Stored records:
+--

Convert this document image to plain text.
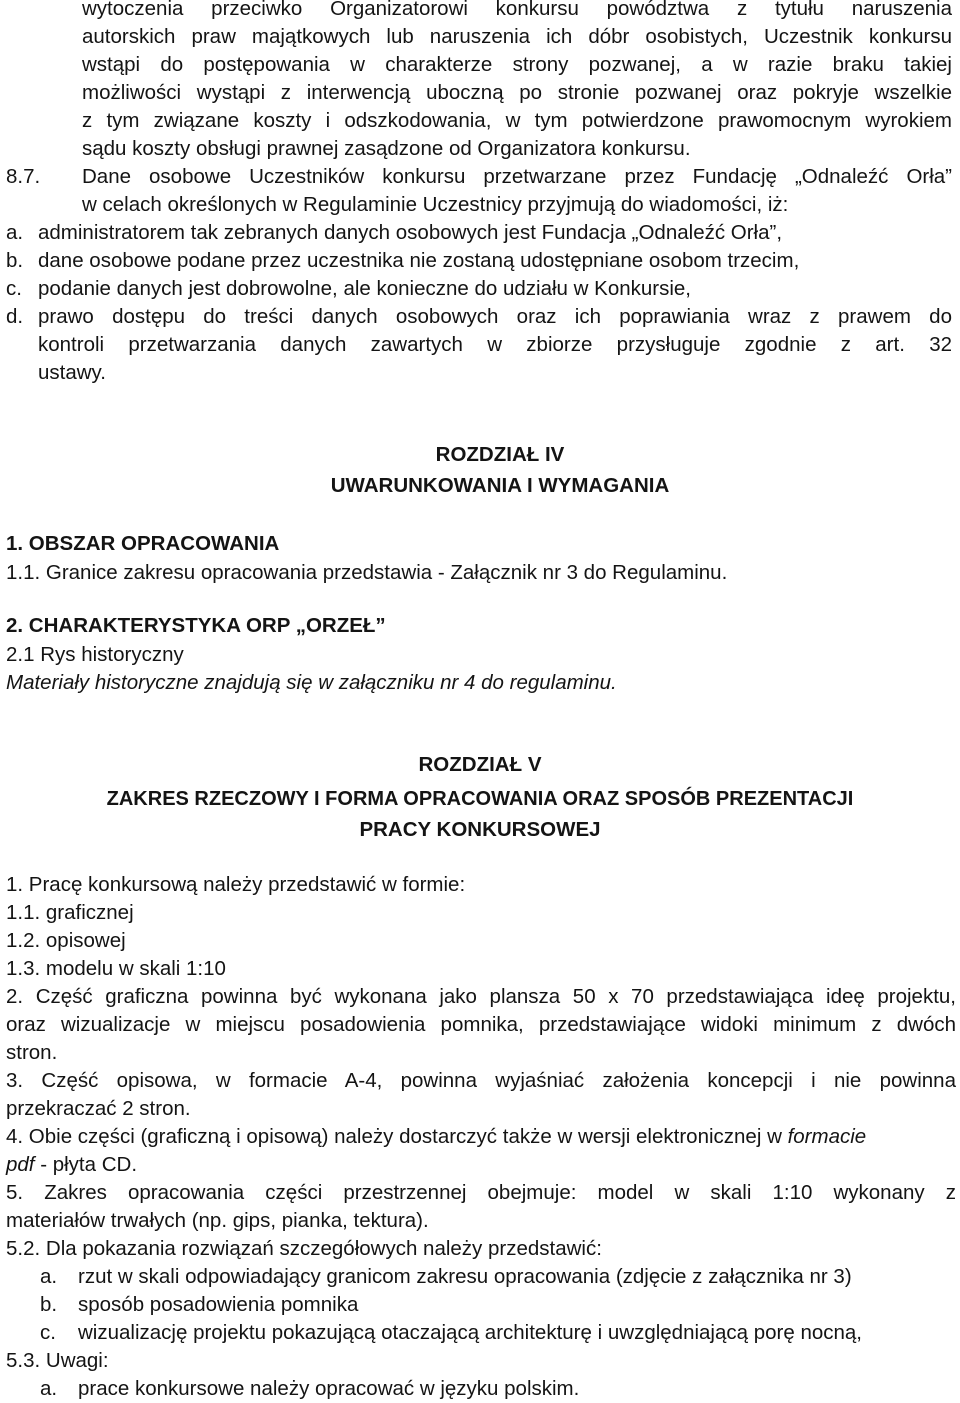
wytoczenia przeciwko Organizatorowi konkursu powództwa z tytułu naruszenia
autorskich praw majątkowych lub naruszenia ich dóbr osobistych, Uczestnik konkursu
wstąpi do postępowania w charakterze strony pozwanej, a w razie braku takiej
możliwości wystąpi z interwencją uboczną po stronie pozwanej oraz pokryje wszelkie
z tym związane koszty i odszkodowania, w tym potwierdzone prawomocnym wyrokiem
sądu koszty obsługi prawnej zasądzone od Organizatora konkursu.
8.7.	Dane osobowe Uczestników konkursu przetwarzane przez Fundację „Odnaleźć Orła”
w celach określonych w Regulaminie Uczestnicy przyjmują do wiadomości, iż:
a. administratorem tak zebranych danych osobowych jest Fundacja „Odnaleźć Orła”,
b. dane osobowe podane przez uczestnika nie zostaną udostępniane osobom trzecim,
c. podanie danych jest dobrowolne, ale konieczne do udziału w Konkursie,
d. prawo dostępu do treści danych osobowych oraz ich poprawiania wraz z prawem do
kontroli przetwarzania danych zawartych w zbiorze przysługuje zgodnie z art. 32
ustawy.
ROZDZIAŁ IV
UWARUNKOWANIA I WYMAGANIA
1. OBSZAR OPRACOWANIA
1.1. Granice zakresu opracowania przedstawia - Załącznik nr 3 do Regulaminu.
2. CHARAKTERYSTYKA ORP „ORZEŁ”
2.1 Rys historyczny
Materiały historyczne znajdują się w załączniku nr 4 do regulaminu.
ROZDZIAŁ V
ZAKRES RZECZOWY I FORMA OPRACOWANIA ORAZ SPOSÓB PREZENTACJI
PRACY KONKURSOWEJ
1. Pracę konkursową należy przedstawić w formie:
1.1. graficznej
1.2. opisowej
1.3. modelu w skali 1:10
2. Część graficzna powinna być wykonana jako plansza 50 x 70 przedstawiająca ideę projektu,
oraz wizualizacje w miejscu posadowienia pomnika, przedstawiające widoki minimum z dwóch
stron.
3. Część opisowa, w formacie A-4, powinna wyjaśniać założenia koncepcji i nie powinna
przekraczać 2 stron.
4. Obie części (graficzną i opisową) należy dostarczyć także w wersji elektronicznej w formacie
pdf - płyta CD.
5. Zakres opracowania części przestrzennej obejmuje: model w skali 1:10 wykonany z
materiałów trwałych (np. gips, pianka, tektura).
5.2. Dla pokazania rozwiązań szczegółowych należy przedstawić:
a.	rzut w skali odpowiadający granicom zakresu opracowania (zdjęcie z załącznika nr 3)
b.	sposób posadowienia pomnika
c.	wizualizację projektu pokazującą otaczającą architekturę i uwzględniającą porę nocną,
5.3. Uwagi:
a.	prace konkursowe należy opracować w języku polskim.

+--

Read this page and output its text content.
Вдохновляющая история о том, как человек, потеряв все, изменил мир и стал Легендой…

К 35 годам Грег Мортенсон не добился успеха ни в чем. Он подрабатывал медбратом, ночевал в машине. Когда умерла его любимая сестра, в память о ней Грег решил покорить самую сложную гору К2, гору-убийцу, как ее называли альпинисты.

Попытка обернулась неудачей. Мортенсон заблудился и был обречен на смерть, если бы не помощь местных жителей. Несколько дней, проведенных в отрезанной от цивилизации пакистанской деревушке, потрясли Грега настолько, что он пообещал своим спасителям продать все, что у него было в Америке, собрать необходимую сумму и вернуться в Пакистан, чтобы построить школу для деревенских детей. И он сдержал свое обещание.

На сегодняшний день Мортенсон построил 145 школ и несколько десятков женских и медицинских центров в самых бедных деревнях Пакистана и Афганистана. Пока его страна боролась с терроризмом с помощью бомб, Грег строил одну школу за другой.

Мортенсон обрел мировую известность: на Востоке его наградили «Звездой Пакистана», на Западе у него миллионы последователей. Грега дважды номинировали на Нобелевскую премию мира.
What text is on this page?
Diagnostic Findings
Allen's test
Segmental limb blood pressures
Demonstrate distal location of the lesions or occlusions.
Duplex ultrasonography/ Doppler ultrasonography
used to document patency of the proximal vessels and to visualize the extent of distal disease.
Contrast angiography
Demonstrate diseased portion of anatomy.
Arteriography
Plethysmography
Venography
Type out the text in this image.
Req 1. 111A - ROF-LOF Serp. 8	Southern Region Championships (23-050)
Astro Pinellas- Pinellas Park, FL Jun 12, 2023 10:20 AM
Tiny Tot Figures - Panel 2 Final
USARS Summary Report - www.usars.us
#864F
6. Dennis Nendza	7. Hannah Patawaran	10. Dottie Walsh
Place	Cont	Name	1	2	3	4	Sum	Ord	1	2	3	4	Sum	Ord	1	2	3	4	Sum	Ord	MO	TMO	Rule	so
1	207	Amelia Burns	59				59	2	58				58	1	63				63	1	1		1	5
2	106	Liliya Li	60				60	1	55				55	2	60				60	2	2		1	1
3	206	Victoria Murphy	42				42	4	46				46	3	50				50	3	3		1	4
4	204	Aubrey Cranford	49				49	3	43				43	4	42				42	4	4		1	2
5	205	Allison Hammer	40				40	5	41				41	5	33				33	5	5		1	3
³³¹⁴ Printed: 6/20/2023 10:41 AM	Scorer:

+--

What you need to do: Within the material above, find the lines that contain the word "Część"; copy them.

Result:
2. Część graficzna powinna być wykonana jako plansza 50 x 70 przedstawiająca ideę projektu,
3. Część opisowa, w formacie A-4, powinna wyjaśniać założenia koncepcji i nie powinna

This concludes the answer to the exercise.